§ Exercise instructions
Copy every line that mentions the word "always".

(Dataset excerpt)
################
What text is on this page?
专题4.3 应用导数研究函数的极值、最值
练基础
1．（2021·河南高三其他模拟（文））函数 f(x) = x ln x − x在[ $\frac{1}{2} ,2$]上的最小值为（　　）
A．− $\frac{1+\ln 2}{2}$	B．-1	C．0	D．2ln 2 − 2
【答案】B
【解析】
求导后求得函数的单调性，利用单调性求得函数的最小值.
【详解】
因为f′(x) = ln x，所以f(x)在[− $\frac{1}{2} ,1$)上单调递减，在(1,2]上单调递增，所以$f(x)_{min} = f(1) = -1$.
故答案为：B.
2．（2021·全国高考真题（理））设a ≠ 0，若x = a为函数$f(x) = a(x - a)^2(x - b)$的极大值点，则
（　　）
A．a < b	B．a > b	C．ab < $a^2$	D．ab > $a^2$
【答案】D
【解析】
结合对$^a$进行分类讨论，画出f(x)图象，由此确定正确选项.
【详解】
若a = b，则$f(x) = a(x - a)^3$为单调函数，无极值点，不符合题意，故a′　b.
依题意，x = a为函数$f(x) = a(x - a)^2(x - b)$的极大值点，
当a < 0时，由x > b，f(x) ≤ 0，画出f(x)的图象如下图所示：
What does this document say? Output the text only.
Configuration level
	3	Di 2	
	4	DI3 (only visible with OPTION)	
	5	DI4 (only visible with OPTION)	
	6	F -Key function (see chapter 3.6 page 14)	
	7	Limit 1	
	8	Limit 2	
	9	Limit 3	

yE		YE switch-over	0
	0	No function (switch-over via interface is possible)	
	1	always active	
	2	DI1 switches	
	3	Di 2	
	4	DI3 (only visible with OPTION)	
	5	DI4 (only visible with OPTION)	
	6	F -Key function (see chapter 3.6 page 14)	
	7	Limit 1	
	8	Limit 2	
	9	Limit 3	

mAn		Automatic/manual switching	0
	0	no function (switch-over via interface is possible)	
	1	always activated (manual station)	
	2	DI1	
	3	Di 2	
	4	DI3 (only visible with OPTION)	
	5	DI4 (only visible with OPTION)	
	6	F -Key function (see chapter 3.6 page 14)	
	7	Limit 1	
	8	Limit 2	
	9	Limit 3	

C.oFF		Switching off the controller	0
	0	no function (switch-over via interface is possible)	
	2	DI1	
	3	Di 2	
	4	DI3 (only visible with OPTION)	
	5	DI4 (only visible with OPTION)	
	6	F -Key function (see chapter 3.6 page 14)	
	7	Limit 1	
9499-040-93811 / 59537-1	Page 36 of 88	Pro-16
################
§ Finished task
	1	always active	
	1	always activated (manual station)	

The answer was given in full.